Aim of the task:
Look through the records below and collect all lines that hold the string "cache".

Data shown:
^^^^^^^^^^^^^^^^

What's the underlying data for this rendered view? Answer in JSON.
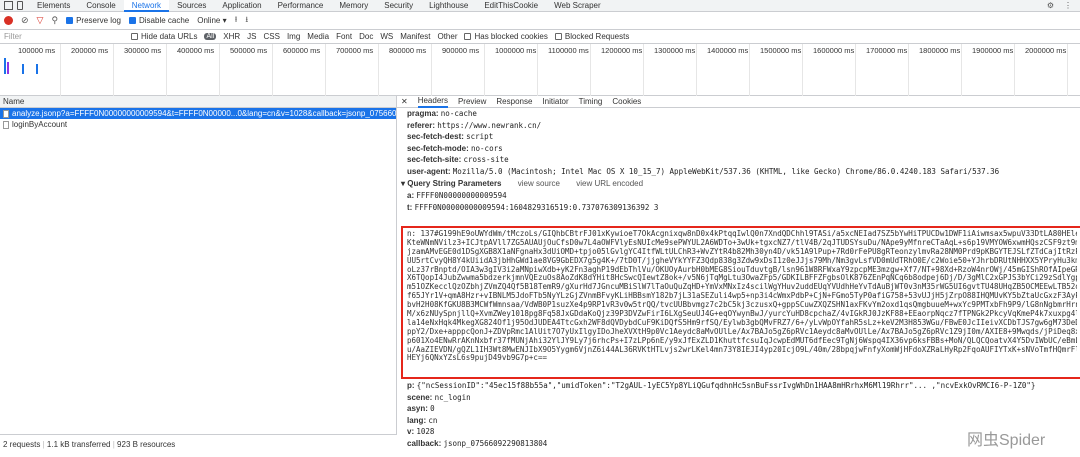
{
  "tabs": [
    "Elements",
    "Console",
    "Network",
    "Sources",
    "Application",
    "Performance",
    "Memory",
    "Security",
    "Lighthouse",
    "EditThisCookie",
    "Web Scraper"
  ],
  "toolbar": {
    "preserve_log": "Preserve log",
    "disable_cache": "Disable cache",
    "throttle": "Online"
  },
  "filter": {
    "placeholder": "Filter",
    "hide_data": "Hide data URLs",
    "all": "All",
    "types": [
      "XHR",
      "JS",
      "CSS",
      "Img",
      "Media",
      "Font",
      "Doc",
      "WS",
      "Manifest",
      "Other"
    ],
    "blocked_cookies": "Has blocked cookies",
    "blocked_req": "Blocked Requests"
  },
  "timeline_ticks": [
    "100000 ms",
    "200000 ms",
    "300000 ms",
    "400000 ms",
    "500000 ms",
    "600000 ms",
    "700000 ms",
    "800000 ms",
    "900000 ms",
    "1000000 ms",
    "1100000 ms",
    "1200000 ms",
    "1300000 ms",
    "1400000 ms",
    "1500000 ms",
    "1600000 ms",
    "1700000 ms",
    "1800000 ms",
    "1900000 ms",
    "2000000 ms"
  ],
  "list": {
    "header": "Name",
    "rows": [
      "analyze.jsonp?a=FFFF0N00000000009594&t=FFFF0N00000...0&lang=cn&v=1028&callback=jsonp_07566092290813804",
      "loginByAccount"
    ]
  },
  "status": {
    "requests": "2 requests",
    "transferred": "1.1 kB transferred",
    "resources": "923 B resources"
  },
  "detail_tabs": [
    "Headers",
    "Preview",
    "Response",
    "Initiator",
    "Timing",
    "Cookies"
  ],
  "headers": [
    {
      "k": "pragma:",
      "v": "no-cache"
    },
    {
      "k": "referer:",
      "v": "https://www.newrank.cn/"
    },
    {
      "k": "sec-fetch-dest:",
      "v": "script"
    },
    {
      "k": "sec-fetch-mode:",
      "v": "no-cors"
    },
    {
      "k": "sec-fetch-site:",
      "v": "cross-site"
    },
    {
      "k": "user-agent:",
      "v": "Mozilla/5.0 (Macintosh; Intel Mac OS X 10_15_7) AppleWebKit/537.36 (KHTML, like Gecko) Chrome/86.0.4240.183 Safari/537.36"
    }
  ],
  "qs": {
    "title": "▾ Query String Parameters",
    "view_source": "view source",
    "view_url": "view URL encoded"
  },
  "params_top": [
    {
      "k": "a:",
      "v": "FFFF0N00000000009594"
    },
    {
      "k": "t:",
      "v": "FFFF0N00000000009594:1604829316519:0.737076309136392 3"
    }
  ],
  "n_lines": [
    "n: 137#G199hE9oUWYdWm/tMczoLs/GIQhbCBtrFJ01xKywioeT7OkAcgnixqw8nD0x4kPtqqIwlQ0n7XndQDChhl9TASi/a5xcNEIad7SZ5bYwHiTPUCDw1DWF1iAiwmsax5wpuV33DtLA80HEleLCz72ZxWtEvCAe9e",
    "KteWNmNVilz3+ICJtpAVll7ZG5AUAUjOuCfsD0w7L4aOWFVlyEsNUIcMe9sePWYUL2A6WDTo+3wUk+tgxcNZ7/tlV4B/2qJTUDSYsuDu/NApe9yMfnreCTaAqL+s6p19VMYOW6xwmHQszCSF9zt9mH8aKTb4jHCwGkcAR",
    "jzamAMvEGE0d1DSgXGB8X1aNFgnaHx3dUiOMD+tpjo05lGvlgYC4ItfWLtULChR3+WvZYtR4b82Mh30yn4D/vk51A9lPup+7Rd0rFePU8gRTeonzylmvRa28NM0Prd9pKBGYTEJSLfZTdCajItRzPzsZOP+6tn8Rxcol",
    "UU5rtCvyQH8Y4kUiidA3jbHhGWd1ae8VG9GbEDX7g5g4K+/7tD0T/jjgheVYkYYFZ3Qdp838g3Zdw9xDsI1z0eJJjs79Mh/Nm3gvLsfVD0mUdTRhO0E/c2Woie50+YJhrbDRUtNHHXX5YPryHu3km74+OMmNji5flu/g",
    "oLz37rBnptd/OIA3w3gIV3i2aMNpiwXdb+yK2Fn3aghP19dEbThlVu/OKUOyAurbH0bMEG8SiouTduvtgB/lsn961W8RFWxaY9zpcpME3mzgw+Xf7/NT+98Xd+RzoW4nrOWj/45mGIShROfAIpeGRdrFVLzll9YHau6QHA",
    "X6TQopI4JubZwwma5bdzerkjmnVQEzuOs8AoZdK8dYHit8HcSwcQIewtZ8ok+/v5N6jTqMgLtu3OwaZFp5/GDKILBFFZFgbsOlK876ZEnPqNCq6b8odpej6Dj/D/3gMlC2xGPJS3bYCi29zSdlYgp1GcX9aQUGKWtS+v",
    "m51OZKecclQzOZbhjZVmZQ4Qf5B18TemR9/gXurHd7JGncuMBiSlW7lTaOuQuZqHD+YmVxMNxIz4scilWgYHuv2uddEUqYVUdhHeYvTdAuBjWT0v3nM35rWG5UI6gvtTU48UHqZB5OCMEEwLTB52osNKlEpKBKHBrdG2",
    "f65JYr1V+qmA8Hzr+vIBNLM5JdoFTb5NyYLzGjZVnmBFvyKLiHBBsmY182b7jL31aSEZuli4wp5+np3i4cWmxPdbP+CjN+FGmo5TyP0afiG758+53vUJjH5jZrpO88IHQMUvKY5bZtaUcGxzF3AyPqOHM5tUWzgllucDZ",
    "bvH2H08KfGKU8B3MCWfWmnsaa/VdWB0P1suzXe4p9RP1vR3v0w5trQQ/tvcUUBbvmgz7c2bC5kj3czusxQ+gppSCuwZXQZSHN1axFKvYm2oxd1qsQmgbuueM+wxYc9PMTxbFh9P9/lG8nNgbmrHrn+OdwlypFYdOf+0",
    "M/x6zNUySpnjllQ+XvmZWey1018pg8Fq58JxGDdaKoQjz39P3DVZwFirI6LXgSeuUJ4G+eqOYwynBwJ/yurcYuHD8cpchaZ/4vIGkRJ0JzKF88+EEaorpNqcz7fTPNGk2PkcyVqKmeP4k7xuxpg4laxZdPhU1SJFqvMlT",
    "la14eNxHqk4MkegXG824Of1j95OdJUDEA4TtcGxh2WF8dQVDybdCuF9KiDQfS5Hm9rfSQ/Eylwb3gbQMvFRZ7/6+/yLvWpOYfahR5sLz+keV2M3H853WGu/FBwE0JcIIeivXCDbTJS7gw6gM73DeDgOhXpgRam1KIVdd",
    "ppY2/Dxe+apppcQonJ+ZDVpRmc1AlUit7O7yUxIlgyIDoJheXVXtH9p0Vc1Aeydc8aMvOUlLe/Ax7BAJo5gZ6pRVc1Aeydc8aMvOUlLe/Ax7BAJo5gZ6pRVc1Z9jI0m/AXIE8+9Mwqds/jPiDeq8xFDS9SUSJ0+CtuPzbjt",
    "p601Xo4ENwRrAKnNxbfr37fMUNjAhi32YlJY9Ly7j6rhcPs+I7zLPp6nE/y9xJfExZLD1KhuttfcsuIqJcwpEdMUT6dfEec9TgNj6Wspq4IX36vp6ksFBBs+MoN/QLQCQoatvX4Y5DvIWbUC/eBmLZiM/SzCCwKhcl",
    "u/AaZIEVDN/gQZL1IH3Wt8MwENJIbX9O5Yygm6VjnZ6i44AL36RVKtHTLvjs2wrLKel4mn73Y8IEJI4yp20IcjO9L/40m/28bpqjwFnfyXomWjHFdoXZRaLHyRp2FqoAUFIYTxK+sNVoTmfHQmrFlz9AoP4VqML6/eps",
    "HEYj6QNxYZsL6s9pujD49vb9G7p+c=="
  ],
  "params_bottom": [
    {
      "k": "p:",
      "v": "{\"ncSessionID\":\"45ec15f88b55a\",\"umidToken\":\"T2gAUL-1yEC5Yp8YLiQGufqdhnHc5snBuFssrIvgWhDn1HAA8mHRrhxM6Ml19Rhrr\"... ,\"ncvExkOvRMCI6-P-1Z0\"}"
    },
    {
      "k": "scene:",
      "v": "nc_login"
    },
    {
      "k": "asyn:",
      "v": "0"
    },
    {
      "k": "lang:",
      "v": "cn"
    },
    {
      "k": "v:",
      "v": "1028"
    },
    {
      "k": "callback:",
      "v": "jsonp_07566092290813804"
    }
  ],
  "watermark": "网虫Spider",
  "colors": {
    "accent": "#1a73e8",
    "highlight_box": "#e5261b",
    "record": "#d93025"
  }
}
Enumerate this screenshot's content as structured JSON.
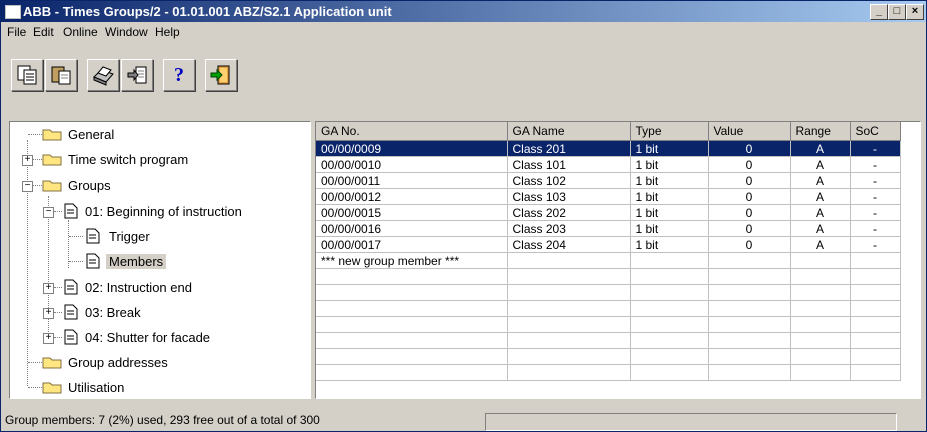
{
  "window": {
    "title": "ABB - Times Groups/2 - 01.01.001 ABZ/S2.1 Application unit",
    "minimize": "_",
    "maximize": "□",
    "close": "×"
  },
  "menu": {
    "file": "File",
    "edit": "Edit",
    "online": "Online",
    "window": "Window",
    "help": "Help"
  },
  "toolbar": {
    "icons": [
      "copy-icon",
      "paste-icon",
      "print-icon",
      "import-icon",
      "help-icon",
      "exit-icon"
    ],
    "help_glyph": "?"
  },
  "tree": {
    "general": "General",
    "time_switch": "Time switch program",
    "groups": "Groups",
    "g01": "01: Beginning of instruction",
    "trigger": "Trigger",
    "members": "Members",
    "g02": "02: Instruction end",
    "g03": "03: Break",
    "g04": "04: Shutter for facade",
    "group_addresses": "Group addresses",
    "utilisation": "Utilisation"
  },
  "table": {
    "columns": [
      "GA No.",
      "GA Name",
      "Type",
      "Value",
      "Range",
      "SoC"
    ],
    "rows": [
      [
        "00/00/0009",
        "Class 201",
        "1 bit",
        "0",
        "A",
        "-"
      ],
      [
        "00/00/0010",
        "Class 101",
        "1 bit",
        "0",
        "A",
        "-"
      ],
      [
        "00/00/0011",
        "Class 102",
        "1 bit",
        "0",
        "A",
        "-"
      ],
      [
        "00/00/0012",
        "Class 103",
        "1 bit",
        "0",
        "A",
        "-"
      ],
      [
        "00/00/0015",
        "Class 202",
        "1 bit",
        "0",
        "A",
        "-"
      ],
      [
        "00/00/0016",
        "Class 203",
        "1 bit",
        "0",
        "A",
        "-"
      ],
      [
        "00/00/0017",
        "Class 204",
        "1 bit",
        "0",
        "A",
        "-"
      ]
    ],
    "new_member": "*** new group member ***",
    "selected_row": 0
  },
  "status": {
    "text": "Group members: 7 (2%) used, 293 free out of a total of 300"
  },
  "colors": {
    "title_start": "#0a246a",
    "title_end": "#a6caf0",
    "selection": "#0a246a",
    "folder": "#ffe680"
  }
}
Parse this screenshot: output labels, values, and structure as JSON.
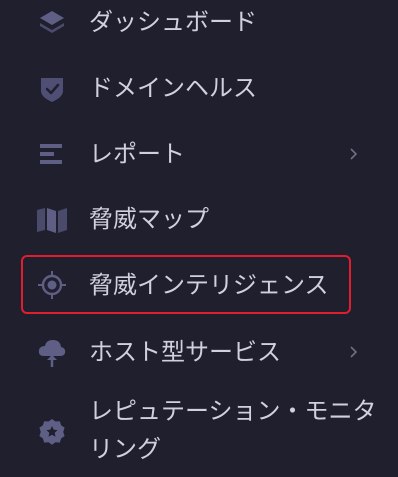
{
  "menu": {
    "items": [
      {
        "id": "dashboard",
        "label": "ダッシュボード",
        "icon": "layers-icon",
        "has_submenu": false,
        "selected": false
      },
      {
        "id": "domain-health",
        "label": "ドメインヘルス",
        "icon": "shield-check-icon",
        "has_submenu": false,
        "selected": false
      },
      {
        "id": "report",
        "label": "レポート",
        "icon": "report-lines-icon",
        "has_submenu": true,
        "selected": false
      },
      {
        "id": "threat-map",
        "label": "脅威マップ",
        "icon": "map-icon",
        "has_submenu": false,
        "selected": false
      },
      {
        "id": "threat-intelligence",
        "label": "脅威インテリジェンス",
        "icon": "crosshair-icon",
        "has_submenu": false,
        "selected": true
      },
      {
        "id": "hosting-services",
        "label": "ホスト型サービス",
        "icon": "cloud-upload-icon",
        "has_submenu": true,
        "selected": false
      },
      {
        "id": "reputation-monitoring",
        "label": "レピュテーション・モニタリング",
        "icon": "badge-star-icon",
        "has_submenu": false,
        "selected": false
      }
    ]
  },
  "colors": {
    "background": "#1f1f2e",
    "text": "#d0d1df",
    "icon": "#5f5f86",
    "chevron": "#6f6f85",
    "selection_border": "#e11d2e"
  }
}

^^^^^^^^^^^^^^^^

Response to the exercise:
    "disable_cache": "Disable cache",
      "v": "no-cache"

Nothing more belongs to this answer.